Data listing

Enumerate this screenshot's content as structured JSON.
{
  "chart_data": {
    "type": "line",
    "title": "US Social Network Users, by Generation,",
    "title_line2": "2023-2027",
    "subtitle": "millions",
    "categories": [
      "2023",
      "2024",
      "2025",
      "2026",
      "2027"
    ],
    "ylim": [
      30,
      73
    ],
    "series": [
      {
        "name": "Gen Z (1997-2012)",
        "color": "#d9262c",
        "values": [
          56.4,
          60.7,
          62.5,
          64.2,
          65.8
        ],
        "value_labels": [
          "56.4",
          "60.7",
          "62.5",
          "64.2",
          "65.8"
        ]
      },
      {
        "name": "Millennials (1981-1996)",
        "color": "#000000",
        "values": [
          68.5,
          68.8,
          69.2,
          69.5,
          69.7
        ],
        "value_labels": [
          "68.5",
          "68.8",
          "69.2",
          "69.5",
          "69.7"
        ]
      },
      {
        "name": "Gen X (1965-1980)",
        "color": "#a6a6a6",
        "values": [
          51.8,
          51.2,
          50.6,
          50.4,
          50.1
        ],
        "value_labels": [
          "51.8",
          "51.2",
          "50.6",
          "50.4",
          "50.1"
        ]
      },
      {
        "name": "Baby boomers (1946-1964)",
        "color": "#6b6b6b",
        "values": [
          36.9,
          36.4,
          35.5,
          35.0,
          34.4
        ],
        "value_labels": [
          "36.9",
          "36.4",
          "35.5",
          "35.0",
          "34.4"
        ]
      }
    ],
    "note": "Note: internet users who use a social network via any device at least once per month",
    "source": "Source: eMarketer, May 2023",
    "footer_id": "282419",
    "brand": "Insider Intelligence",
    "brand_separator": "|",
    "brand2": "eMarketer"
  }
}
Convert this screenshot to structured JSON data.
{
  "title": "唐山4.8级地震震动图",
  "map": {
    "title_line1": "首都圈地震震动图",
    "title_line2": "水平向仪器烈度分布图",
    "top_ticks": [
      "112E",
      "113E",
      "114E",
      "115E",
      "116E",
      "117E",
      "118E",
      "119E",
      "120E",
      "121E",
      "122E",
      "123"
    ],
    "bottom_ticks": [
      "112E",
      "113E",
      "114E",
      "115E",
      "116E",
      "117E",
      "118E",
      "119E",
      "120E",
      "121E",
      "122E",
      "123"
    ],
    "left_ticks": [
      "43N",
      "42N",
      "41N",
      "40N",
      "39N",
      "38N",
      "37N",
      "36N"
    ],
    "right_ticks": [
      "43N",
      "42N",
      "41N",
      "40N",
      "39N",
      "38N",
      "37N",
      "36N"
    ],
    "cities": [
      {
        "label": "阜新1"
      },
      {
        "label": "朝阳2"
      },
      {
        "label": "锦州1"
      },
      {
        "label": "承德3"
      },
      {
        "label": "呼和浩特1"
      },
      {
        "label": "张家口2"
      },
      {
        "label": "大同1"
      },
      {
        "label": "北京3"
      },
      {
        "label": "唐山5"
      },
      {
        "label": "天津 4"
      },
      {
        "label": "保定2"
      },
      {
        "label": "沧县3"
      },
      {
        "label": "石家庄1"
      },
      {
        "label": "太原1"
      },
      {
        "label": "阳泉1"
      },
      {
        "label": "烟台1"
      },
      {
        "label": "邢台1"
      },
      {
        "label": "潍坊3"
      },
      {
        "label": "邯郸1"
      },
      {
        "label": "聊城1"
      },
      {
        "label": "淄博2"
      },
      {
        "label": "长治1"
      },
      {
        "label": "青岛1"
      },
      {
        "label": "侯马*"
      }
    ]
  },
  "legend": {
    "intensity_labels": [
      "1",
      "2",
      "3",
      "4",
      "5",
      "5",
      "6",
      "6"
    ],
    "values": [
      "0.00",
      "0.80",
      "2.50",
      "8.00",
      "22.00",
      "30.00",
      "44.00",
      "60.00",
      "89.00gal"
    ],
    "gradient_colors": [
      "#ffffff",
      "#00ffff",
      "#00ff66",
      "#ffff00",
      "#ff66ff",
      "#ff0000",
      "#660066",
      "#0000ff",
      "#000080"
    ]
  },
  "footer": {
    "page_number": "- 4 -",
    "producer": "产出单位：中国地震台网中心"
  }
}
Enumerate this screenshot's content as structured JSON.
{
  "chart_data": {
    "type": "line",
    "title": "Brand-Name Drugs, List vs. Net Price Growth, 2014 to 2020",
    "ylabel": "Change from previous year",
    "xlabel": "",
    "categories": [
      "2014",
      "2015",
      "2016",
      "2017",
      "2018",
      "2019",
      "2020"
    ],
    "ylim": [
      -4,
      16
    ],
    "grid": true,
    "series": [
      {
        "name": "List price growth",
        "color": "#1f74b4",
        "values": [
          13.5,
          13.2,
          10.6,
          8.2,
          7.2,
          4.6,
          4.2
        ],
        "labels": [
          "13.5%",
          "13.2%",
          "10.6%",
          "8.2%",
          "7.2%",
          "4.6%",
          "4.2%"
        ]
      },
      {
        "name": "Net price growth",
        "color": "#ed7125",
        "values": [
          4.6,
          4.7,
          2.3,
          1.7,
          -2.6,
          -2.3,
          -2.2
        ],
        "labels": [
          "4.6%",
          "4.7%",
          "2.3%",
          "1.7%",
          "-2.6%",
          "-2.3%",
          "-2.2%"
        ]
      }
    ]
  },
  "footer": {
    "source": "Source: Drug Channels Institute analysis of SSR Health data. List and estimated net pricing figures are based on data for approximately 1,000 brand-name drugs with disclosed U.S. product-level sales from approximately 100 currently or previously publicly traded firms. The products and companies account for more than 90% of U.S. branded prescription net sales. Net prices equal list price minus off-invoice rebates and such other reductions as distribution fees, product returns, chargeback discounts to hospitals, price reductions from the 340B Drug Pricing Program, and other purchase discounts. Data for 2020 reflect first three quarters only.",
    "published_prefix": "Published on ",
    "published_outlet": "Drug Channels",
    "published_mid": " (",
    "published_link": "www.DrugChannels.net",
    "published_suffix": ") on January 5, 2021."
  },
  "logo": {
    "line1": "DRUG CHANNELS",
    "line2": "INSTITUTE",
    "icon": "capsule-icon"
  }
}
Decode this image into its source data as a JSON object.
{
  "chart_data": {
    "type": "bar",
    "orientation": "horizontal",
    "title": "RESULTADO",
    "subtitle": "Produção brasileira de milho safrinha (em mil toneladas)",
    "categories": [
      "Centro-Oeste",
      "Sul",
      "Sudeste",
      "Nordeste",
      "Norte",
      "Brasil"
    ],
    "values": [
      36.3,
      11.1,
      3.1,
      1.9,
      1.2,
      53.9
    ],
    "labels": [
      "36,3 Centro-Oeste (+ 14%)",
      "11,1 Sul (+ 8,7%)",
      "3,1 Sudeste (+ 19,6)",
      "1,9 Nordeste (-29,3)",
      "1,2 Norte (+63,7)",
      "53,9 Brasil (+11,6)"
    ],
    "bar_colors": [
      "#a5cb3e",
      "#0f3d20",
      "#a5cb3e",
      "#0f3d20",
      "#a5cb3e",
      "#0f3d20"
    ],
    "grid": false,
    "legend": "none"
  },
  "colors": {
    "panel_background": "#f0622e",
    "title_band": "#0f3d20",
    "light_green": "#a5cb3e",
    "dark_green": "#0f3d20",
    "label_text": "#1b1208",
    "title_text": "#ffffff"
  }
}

■ Exercise description:
Starting at the line that contains "Decode this image", copy each line exactly through the end of the listing above. Include that first line and the last one, and add nothing.

■ The output:
Decode this image into its source data as a JSON object.
{
  "chart_data": {
    "type": "bar",
    "orientation": "horizontal",
    "title": "RESULTADO",
    "subtitle": "Produção brasileira de milho safrinha (em mil toneladas)",
    "categories": [
      "Centro-Oeste",
      "Sul",
      "Sudeste",
      "Nordeste",
      "Norte",
      "Brasil"
    ],
    "values": [
      36.3,
      11.1,
      3.1,
      1.9,
      1.2,
      53.9
    ],
    "labels": [
      "36,3 Centro-Oeste (+ 14%)",
      "11,1 Sul (+ 8,7%)",
      "3,1 Sudeste (+ 19,6)",
      "1,9 Nordeste (-29,3)",
      "1,2 Norte (+63,7)",
      "53,9 Brasil (+11,6)"
    ],
    "bar_colors": [
      "#a5cb3e",
      "#0f3d20",
      "#a5cb3e",
      "#0f3d20",
      "#a5cb3e",
      "#0f3d20"
    ],
    "grid": false,
    "legend": "none"
  },
  "colors": {
    "panel_background": "#f0622e",
    "title_band": "#0f3d20",
    "light_green": "#a5cb3e",
    "dark_green": "#0f3d20",
    "label_text": "#1b1208",
    "title_text": "#ffffff"
  }
}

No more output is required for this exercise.